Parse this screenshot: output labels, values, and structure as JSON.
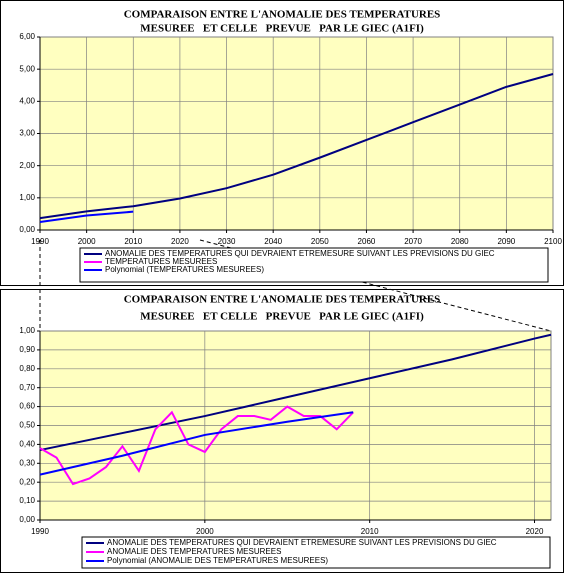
{
  "chart_data": [
    {
      "type": "line",
      "title": [
        "COMPARAISON ENTRE L'ANOMALIE DES TEMPERATURES",
        "MESUREE   ET CELLE   PREVUE   PAR LE GIEC (A1FI)"
      ],
      "xlim": [
        1990,
        2100
      ],
      "xticks": [
        1990,
        2000,
        2010,
        2020,
        2030,
        2040,
        2050,
        2060,
        2070,
        2080,
        2090,
        2100
      ],
      "ylim": [
        0,
        6
      ],
      "yticks": [
        {
          "value": 0,
          "label": "0,00"
        },
        {
          "value": 1,
          "label": "1,00"
        },
        {
          "value": 2,
          "label": "2,00"
        },
        {
          "value": 3,
          "label": "3,00"
        },
        {
          "value": 4,
          "label": "4,00"
        },
        {
          "value": 5,
          "label": "5,00"
        },
        {
          "value": 6,
          "label": "6,00"
        }
      ],
      "grid": true,
      "background": "#ffffc0",
      "series": [
        {
          "name": "ANOMALIE DES TEMPERATURES QUI DEVRAIENT ETREMESURE SUIVANT LES PREVISIONS DU GIEC",
          "color": "#000080",
          "x": [
            1990,
            2000,
            2010,
            2020,
            2030,
            2040,
            2050,
            2060,
            2070,
            2080,
            2090,
            2100
          ],
          "values": [
            0.37,
            0.58,
            0.74,
            0.98,
            1.3,
            1.72,
            2.25,
            2.8,
            3.35,
            3.9,
            4.45,
            4.85
          ]
        },
        {
          "name": "TEMPERATURES MESUREES",
          "color": "#ff00ff",
          "x": [],
          "values": []
        },
        {
          "name": "Polynomial (TEMPERATURES MESUREES)",
          "color": "#0000ff",
          "x": [
            1990,
            2000,
            2010
          ],
          "values": [
            0.25,
            0.45,
            0.57
          ]
        }
      ]
    },
    {
      "type": "line",
      "title": [
        "COMPARAISON ENTRE L'ANOMALIE DES TEMPERATURES",
        "MESUREE   ET CELLE   PREVUE   PAR LE GIEC (A1FI)"
      ],
      "xlim": [
        1990,
        2021
      ],
      "xticks": [
        1990,
        2000,
        2010,
        2020
      ],
      "ylim": [
        0,
        1
      ],
      "yticks": [
        {
          "value": 0,
          "label": "0,00"
        },
        {
          "value": 0.1,
          "label": "0,10"
        },
        {
          "value": 0.2,
          "label": "0,20"
        },
        {
          "value": 0.3,
          "label": "0,30"
        },
        {
          "value": 0.4,
          "label": "0,40"
        },
        {
          "value": 0.5,
          "label": "0,50"
        },
        {
          "value": 0.6,
          "label": "0,60"
        },
        {
          "value": 0.7,
          "label": "0,70"
        },
        {
          "value": 0.8,
          "label": "0,80"
        },
        {
          "value": 0.9,
          "label": "0,90"
        },
        {
          "value": 1,
          "label": "1,00"
        }
      ],
      "grid": true,
      "background": "#ffffc0",
      "series": [
        {
          "name": "ANOMALIE DES TEMPERATURES QUI DEVRAIENT ETREMESURE SUIVANT LES PREVISIONS DU GIEC",
          "color": "#000080",
          "x": [
            1990,
            1995,
            2000,
            2005,
            2010,
            2015,
            2020,
            2021
          ],
          "values": [
            0.37,
            0.46,
            0.55,
            0.65,
            0.75,
            0.85,
            0.96,
            0.98
          ]
        },
        {
          "name": "ANOMALIE DES TEMPERATURES MESUREES",
          "color": "#ff00ff",
          "x": [
            1990,
            1991,
            1992,
            1993,
            1994,
            1995,
            1996,
            1997,
            1998,
            1999,
            2000,
            2001,
            2002,
            2003,
            2004,
            2005,
            2006,
            2007,
            2008,
            2009
          ],
          "values": [
            0.38,
            0.33,
            0.19,
            0.22,
            0.28,
            0.39,
            0.26,
            0.48,
            0.57,
            0.4,
            0.36,
            0.48,
            0.55,
            0.55,
            0.53,
            0.6,
            0.55,
            0.55,
            0.48,
            0.57
          ]
        },
        {
          "name": "Polynomial (ANOMALIE DES TEMPERATURES MESUREES)",
          "color": "#0000ff",
          "x": [
            1990,
            1995,
            2000,
            2005,
            2009
          ],
          "values": [
            0.24,
            0.34,
            0.45,
            0.52,
            0.57
          ]
        }
      ]
    }
  ]
}
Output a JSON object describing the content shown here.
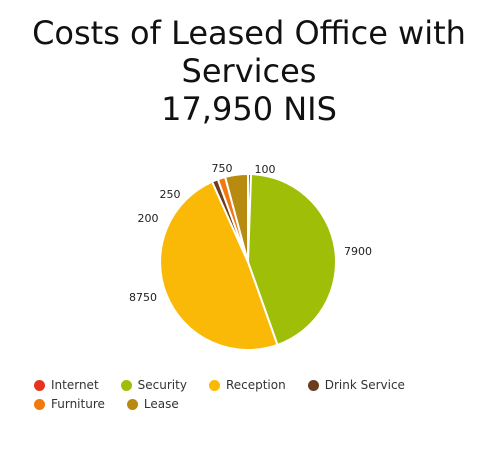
{
  "chart_data": {
    "type": "pie",
    "title": [
      "Costs of Leased Office with",
      "Services",
      "17,950 NIS"
    ],
    "slices": [
      {
        "label": "Internet",
        "value": 100,
        "color": "#e8341c"
      },
      {
        "label": "Security",
        "value": 7900,
        "color": "#9fbe08"
      },
      {
        "label": "Reception",
        "value": 8750,
        "color": "#fbb907"
      },
      {
        "label": "Drink Service",
        "value": 200,
        "color": "#6a3d1e"
      },
      {
        "label": "Furniture",
        "value": 250,
        "color": "#f07a10"
      },
      {
        "label": "Lease",
        "value": 750,
        "color": "#b78a10"
      }
    ],
    "legend_position": "bottom"
  }
}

What you have to do:
All of the material above should be reproduced exactly, except the pictures.

Reply:
Parse this screenshot: output labels, values, and structure as JSON.
{
  "chart_data": [
    {
      "type": "line",
      "title": [
        "COMPARAISON ENTRE L'ANOMALIE DES TEMPERATURES",
        "MESUREE   ET CELLE   PREVUE   PAR LE GIEC (A1FI)"
      ],
      "xlim": [
        1990,
        2100
      ],
      "xticks": [
        1990,
        2000,
        2010,
        2020,
        2030,
        2040,
        2050,
        2060,
        2070,
        2080,
        2090,
        2100
      ],
      "ylim": [
        0,
        6
      ],
      "yticks": [
        {
          "value": 0,
          "label": "0,00"
        },
        {
          "value": 1,
          "label": "1,00"
        },
        {
          "value": 2,
          "label": "2,00"
        },
        {
          "value": 3,
          "label": "3,00"
        },
        {
          "value": 4,
          "label": "4,00"
        },
        {
          "value": 5,
          "label": "5,00"
        },
        {
          "value": 6,
          "label": "6,00"
        }
      ],
      "grid": true,
      "background": "#ffffc0",
      "series": [
        {
          "name": "ANOMALIE DES TEMPERATURES QUI DEVRAIENT ETREMESURE SUIVANT LES PREVISIONS DU GIEC",
          "color": "#000080",
          "x": [
            1990,
            2000,
            2010,
            2020,
            2030,
            2040,
            2050,
            2060,
            2070,
            2080,
            2090,
            2100
          ],
          "values": [
            0.37,
            0.58,
            0.74,
            0.98,
            1.3,
            1.72,
            2.25,
            2.8,
            3.35,
            3.9,
            4.45,
            4.85
          ]
        },
        {
          "name": "TEMPERATURES MESUREES",
          "color": "#ff00ff",
          "x": [],
          "values": []
        },
        {
          "name": "Polynomial (TEMPERATURES MESUREES)",
          "color": "#0000ff",
          "x": [
            1990,
            2000,
            2010
          ],
          "values": [
            0.25,
            0.45,
            0.57
          ]
        }
      ]
    },
    {
      "type": "line",
      "title": [
        "COMPARAISON ENTRE L'ANOMALIE DES TEMPERATURES",
        "MESUREE   ET CELLE   PREVUE   PAR LE GIEC (A1FI)"
      ],
      "xlim": [
        1990,
        2021
      ],
      "xticks": [
        1990,
        2000,
        2010,
        2020
      ],
      "ylim": [
        0,
        1
      ],
      "yticks": [
        {
          "value": 0,
          "label": "0,00"
        },
        {
          "value": 0.1,
          "label": "0,10"
        },
        {
          "value": 0.2,
          "label": "0,20"
        },
        {
          "value": 0.3,
          "label": "0,30"
        },
        {
          "value": 0.4,
          "label": "0,40"
        },
        {
          "value": 0.5,
          "label": "0,50"
        },
        {
          "value": 0.6,
          "label": "0,60"
        },
        {
          "value": 0.7,
          "label": "0,70"
        },
        {
          "value": 0.8,
          "label": "0,80"
        },
        {
          "value": 0.9,
          "label": "0,90"
        },
        {
          "value": 1,
          "label": "1,00"
        }
      ],
      "grid": true,
      "background": "#ffffc0",
      "series": [
        {
          "name": "ANOMALIE DES TEMPERATURES QUI DEVRAIENT ETREMESURE SUIVANT LES PREVISIONS DU GIEC",
          "color": "#000080",
          "x": [
            1990,
            1995,
            2000,
            2005,
            2010,
            2015,
            2020,
            2021
          ],
          "values": [
            0.37,
            0.46,
            0.55,
            0.65,
            0.75,
            0.85,
            0.96,
            0.98
          ]
        },
        {
          "name": "ANOMALIE DES TEMPERATURES MESUREES",
          "color": "#ff00ff",
          "x": [
            1990,
            1991,
            1992,
            1993,
            1994,
            1995,
            1996,
            1997,
            1998,
            1999,
            2000,
            2001,
            2002,
            2003,
            2004,
            2005,
            2006,
            2007,
            2008,
            2009
          ],
          "values": [
            0.38,
            0.33,
            0.19,
            0.22,
            0.28,
            0.39,
            0.26,
            0.48,
            0.57,
            0.4,
            0.36,
            0.48,
            0.55,
            0.55,
            0.53,
            0.6,
            0.55,
            0.55,
            0.48,
            0.57
          ]
        },
        {
          "name": "Polynomial (ANOMALIE DES TEMPERATURES MESUREES)",
          "color": "#0000ff",
          "x": [
            1990,
            1995,
            2000,
            2005,
            2009
          ],
          "values": [
            0.24,
            0.34,
            0.45,
            0.52,
            0.57
          ]
        }
      ]
    }
  ]
}
Output a JSON object describing the content shown here.
{
  "chart_data": {
    "type": "pie",
    "title": [
      "Costs of Leased Office with",
      "Services",
      "17,950 NIS"
    ],
    "slices": [
      {
        "label": "Internet",
        "value": 100,
        "color": "#e8341c"
      },
      {
        "label": "Security",
        "value": 7900,
        "color": "#9fbe08"
      },
      {
        "label": "Reception",
        "value": 8750,
        "color": "#fbb907"
      },
      {
        "label": "Drink Service",
        "value": 200,
        "color": "#6a3d1e"
      },
      {
        "label": "Furniture",
        "value": 250,
        "color": "#f07a10"
      },
      {
        "label": "Lease",
        "value": 750,
        "color": "#b78a10"
      }
    ],
    "legend_position": "bottom"
  }
}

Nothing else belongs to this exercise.